[Excerpt from a dataset]
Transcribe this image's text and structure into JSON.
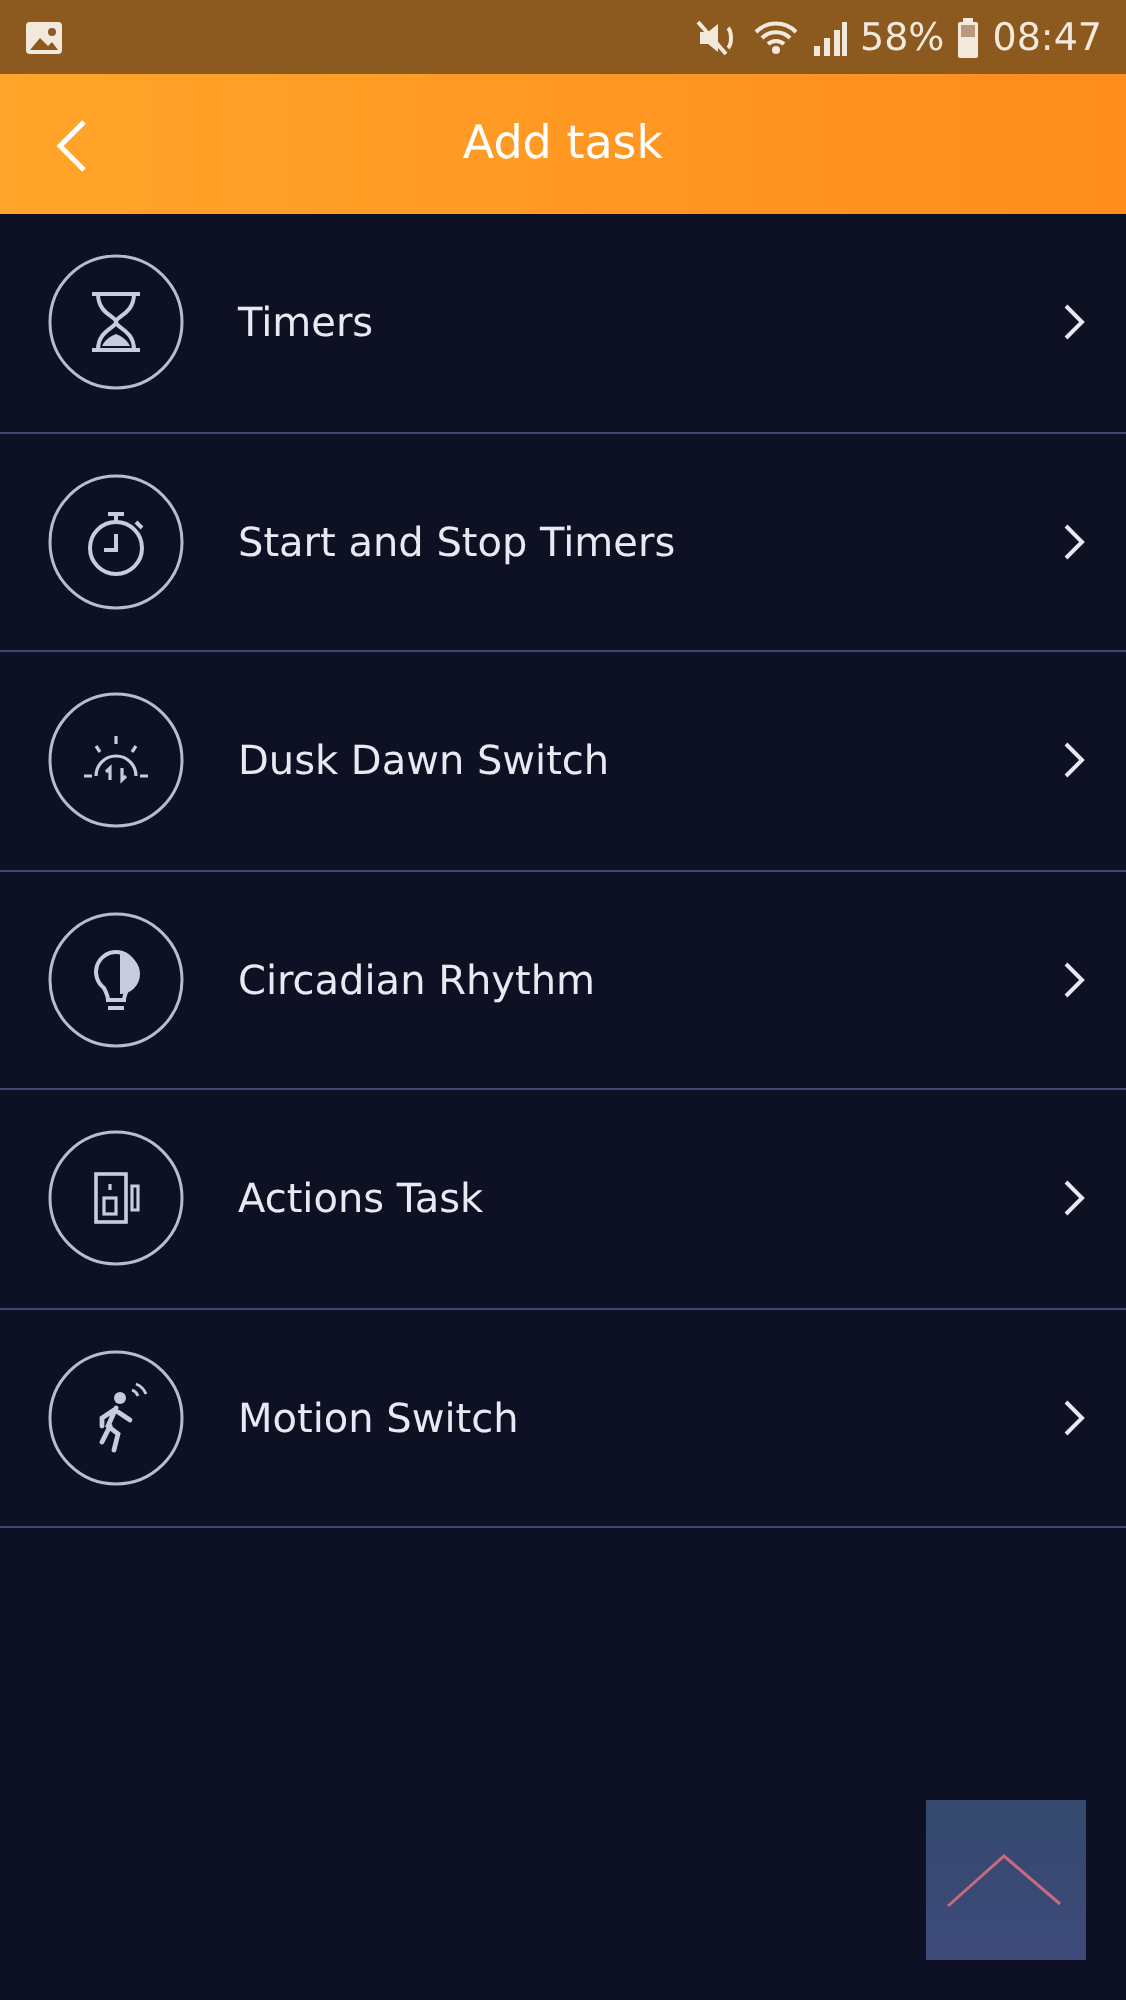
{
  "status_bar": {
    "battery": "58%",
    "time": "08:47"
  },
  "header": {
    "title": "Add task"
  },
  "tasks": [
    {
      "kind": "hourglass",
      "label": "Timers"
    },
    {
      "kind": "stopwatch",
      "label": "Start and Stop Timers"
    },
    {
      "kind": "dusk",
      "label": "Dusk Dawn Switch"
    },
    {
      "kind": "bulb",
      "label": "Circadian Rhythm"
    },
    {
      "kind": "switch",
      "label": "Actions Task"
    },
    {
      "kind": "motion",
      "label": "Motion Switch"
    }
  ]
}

* * *

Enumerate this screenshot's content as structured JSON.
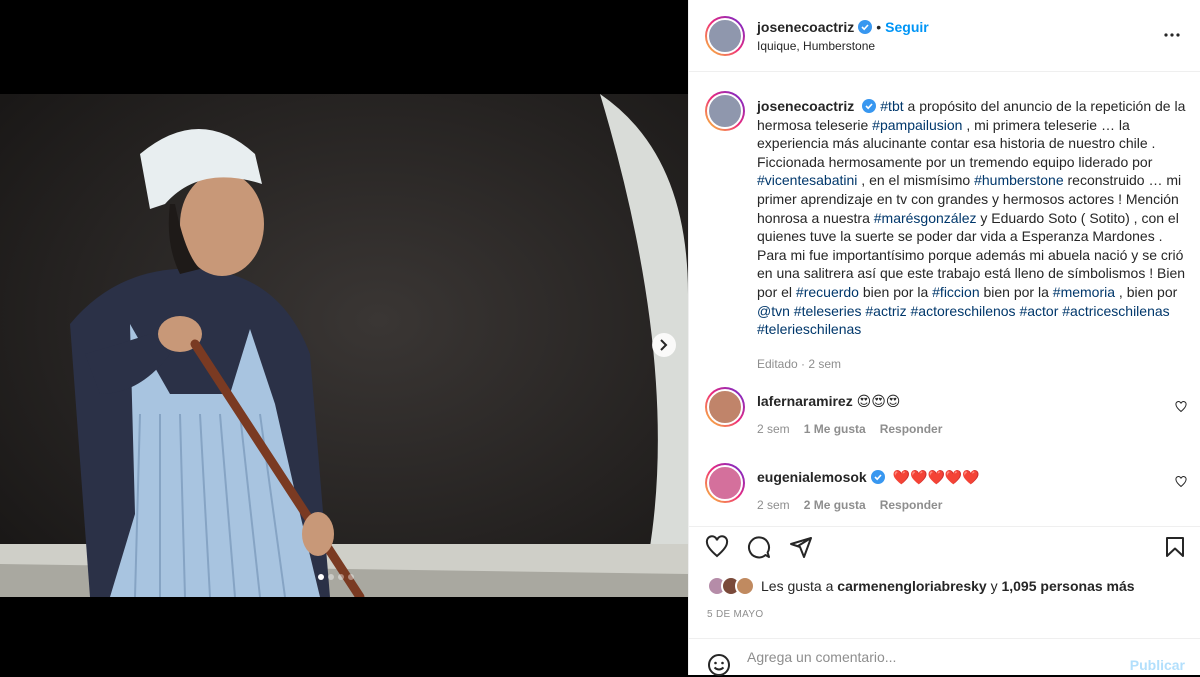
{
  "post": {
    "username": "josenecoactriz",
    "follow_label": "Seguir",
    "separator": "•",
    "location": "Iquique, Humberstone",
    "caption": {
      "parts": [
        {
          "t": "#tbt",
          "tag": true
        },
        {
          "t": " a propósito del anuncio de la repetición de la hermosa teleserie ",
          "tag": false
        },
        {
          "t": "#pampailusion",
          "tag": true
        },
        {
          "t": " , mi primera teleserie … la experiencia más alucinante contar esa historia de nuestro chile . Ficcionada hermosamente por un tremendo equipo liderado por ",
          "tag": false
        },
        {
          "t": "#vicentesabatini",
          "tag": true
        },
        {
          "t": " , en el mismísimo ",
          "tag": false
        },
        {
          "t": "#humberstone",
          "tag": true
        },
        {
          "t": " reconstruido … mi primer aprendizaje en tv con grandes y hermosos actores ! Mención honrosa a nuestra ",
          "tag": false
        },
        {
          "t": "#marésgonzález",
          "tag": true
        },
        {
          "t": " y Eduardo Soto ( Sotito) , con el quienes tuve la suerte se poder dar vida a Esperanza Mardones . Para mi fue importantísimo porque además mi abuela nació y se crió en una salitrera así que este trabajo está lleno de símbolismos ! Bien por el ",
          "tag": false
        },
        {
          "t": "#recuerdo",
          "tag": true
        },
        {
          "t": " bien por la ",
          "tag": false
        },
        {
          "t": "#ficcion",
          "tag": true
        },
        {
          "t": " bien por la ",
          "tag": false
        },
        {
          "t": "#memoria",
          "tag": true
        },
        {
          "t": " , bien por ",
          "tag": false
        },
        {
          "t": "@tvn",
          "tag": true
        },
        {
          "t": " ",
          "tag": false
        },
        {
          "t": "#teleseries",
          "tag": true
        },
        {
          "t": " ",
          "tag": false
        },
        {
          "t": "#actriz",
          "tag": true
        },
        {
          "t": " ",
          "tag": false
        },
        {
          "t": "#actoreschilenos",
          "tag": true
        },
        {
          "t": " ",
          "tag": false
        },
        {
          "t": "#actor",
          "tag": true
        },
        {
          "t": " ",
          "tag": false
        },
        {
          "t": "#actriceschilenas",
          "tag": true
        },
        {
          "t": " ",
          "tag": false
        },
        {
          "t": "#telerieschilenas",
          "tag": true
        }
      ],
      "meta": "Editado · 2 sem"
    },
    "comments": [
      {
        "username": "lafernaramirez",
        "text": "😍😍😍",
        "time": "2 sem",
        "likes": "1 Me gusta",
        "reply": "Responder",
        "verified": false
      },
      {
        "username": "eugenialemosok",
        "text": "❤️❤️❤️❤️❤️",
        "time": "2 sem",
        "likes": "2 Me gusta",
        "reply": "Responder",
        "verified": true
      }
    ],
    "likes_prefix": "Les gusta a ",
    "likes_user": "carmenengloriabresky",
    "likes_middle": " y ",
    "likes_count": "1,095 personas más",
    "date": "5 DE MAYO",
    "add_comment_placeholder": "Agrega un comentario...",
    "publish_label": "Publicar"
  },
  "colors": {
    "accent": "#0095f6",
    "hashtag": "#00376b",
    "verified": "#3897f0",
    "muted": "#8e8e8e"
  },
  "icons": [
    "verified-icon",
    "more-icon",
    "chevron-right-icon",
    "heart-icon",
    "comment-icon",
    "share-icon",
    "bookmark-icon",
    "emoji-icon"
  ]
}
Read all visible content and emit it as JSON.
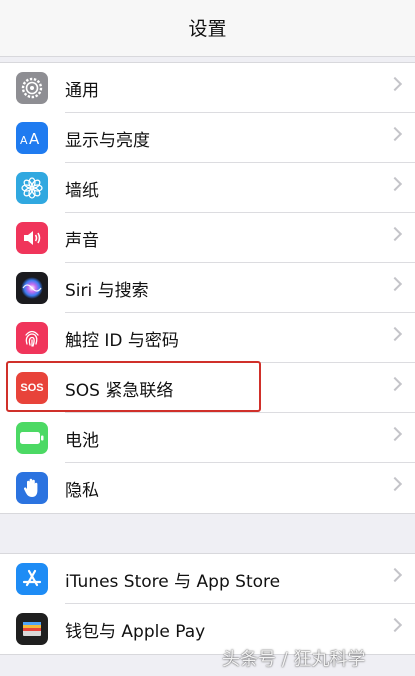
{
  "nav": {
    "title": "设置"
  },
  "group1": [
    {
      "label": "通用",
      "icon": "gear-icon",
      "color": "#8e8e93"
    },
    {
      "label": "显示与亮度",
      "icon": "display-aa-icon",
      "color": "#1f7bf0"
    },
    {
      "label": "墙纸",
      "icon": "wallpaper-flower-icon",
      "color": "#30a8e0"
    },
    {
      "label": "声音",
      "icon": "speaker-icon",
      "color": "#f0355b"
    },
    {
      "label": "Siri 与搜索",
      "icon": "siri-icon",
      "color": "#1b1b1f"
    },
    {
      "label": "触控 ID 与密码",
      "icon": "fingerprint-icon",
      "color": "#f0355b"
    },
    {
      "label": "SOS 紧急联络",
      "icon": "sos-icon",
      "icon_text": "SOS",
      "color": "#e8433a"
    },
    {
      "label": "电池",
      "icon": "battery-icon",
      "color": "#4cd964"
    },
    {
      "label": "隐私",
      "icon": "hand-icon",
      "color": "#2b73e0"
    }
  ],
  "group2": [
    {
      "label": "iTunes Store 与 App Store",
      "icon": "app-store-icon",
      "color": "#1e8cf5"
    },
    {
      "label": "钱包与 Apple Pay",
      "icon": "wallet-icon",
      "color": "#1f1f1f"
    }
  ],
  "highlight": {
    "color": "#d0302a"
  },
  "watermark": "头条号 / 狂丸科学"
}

* * *

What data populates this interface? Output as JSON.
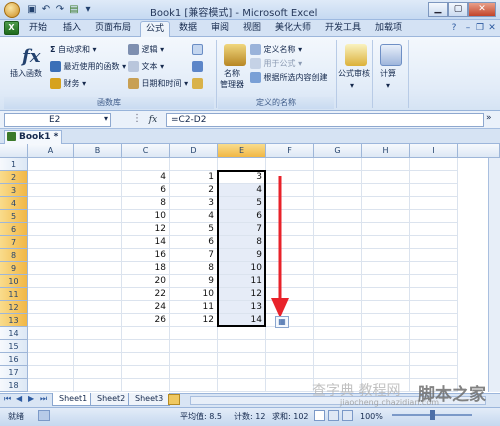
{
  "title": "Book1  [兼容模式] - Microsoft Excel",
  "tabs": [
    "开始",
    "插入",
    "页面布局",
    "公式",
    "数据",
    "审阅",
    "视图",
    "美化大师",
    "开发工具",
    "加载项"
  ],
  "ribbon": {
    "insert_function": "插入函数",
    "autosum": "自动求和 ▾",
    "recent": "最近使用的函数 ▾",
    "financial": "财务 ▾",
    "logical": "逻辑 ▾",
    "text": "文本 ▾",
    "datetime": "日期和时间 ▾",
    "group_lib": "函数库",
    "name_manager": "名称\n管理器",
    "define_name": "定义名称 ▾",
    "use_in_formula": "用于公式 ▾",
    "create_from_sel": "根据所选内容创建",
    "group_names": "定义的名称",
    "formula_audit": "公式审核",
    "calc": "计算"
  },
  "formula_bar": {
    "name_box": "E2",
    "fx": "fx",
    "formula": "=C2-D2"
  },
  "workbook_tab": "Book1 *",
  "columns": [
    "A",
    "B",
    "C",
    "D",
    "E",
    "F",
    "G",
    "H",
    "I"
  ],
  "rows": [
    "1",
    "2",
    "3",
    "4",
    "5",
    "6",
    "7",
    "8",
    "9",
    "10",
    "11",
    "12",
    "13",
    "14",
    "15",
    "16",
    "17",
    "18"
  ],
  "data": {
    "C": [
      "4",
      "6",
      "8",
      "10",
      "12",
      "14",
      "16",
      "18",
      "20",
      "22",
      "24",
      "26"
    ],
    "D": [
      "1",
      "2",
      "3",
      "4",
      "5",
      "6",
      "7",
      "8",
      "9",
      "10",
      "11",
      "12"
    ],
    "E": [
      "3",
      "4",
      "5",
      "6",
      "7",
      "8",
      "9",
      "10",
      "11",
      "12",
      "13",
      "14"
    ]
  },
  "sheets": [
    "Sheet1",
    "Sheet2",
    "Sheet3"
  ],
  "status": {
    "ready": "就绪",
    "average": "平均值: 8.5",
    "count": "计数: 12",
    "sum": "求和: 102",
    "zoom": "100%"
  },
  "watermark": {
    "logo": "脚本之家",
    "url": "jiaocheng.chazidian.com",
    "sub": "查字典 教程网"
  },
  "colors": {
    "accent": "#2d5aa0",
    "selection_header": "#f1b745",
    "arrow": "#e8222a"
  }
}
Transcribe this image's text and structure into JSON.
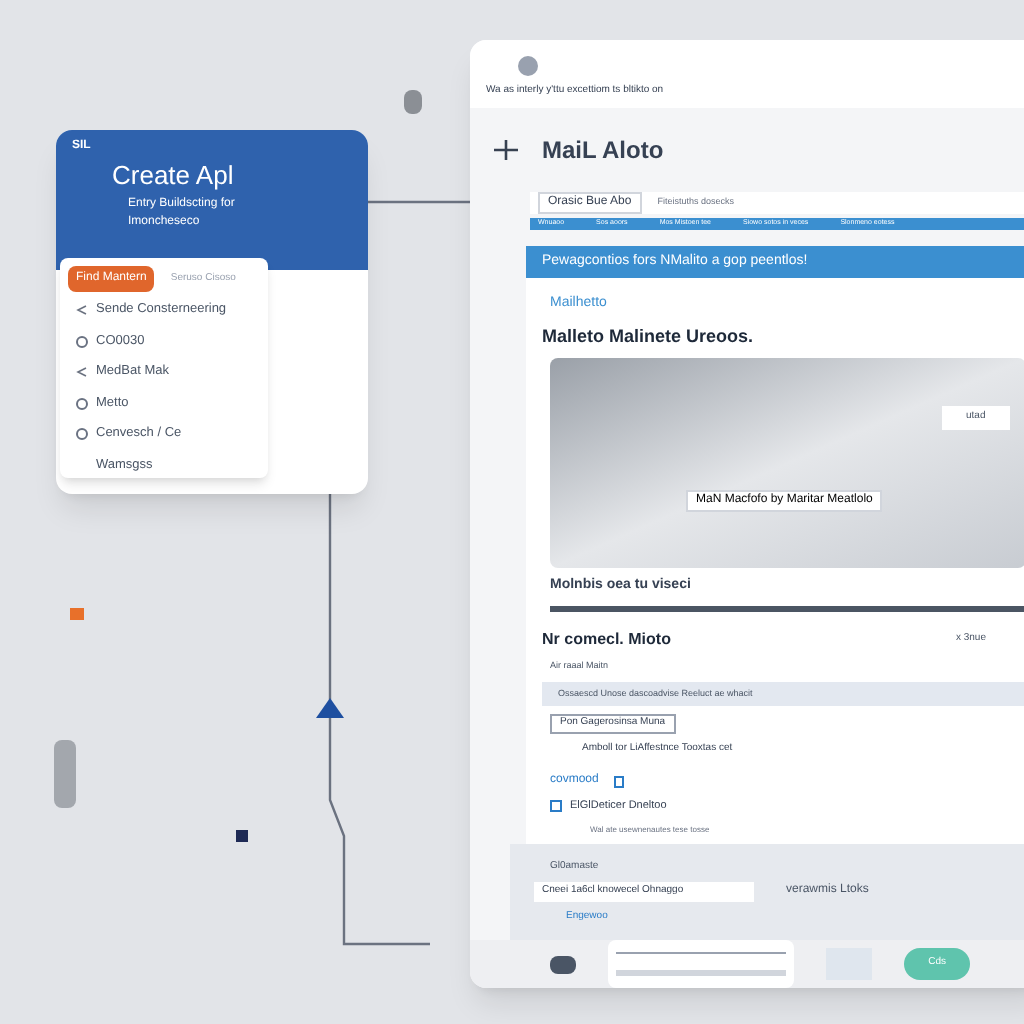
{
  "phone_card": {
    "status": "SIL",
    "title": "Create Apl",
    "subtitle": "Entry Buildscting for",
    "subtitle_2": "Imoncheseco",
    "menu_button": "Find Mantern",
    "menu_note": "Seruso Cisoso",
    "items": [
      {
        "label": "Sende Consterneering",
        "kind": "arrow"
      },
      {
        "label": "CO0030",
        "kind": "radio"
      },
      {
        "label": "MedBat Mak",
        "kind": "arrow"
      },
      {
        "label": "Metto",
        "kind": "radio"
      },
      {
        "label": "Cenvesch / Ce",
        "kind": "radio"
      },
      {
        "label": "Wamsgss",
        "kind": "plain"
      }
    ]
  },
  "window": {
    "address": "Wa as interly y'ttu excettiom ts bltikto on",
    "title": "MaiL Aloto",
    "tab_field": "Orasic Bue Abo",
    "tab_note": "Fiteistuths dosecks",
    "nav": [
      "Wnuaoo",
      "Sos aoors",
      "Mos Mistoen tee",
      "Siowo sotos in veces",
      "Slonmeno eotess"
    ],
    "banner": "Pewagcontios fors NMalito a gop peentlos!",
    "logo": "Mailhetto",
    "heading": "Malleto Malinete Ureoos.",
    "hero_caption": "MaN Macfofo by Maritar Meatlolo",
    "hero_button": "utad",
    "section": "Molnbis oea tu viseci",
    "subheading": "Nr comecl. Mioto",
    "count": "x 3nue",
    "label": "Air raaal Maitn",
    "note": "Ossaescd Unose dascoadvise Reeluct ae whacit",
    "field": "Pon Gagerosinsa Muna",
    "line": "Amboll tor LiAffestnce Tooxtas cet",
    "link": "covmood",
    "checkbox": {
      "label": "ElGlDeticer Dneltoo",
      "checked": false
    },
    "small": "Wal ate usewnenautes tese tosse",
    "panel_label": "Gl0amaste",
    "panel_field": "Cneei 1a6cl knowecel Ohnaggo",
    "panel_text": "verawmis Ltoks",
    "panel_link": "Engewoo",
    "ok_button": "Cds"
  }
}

-- What this task involves --
The word "Timers" may appear on some lines of these records; state how many such lines there are, and nothing else.

-- Result of the task --
2